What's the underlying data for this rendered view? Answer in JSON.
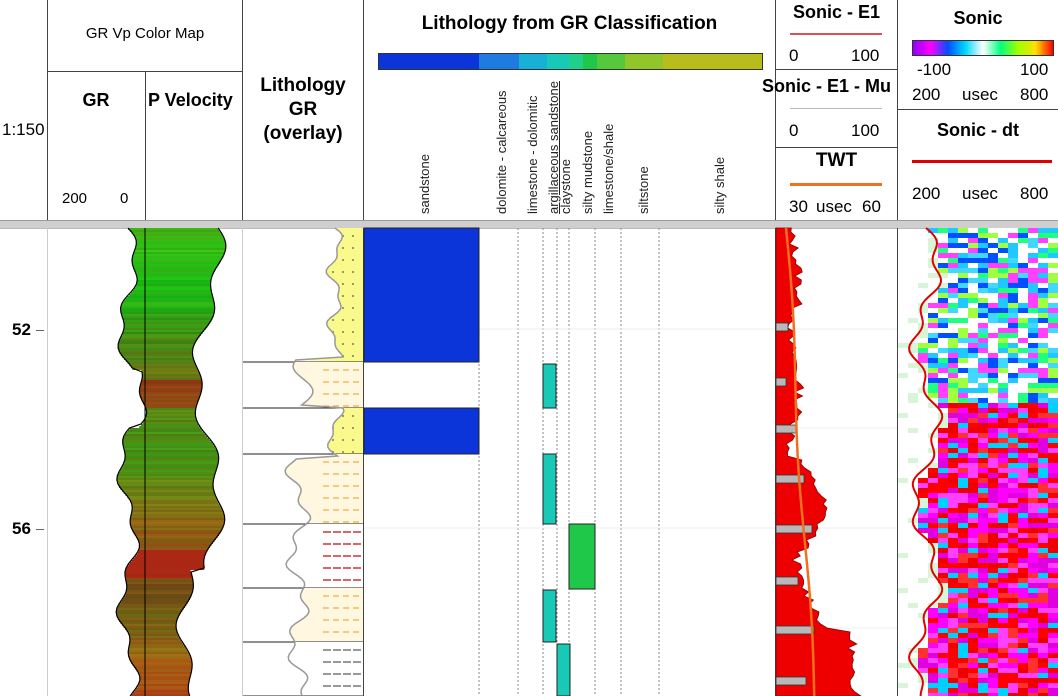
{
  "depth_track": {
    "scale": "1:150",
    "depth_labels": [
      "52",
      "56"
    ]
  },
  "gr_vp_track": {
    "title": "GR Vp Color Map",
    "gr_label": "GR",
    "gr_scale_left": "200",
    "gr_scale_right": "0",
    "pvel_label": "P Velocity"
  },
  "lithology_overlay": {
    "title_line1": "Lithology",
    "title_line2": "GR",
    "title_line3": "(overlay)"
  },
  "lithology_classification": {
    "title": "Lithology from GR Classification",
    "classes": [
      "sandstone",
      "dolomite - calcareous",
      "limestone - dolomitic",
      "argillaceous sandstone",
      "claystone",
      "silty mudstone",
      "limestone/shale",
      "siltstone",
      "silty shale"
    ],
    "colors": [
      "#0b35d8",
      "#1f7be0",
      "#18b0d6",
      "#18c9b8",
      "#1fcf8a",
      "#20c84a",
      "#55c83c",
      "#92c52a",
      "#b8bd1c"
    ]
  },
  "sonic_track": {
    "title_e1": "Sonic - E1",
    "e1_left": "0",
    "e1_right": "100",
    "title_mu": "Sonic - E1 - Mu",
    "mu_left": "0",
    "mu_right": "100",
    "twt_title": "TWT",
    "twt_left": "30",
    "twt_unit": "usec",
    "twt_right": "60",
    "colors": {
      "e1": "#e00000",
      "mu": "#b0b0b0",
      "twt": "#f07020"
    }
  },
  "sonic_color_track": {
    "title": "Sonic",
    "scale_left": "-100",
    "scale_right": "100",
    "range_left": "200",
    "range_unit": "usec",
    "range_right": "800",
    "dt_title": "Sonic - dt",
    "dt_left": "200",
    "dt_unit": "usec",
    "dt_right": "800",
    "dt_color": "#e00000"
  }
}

=====

** Task directions **
Reproduce the entries above without change, omitting all pictures.

** Correct output **
What's the underlying data for this rendered view? Answer in JSON.
{
  "depth_track": {
    "scale": "1:150",
    "depth_labels": [
      "52",
      "56"
    ]
  },
  "gr_vp_track": {
    "title": "GR Vp Color Map",
    "gr_label": "GR",
    "gr_scale_left": "200",
    "gr_scale_right": "0",
    "pvel_label": "P Velocity"
  },
  "lithology_overlay": {
    "title_line1": "Lithology",
    "title_line2": "GR",
    "title_line3": "(overlay)"
  },
  "lithology_classification": {
    "title": "Lithology from GR Classification",
    "classes": [
      "sandstone",
      "dolomite - calcareous",
      "limestone - dolomitic",
      "argillaceous sandstone",
      "claystone",
      "silty mudstone",
      "limestone/shale",
      "siltstone",
      "silty shale"
    ],
    "colors": [
      "#0b35d8",
      "#1f7be0",
      "#18b0d6",
      "#18c9b8",
      "#1fcf8a",
      "#20c84a",
      "#55c83c",
      "#92c52a",
      "#b8bd1c"
    ]
  },
  "sonic_track": {
    "title_e1": "Sonic - E1",
    "e1_left": "0",
    "e1_right": "100",
    "title_mu": "Sonic - E1 - Mu",
    "mu_left": "0",
    "mu_right": "100",
    "twt_title": "TWT",
    "twt_left": "30",
    "twt_unit": "usec",
    "twt_right": "60",
    "colors": {
      "e1": "#e00000",
      "mu": "#b0b0b0",
      "twt": "#f07020"
    }
  },
  "sonic_color_track": {
    "title": "Sonic",
    "scale_left": "-100",
    "scale_right": "100",
    "range_left": "200",
    "range_unit": "usec",
    "range_right": "800",
    "dt_title": "Sonic - dt",
    "dt_left": "200",
    "dt_unit": "usec",
    "dt_right": "800",
    "dt_color": "#e00000"
  }
}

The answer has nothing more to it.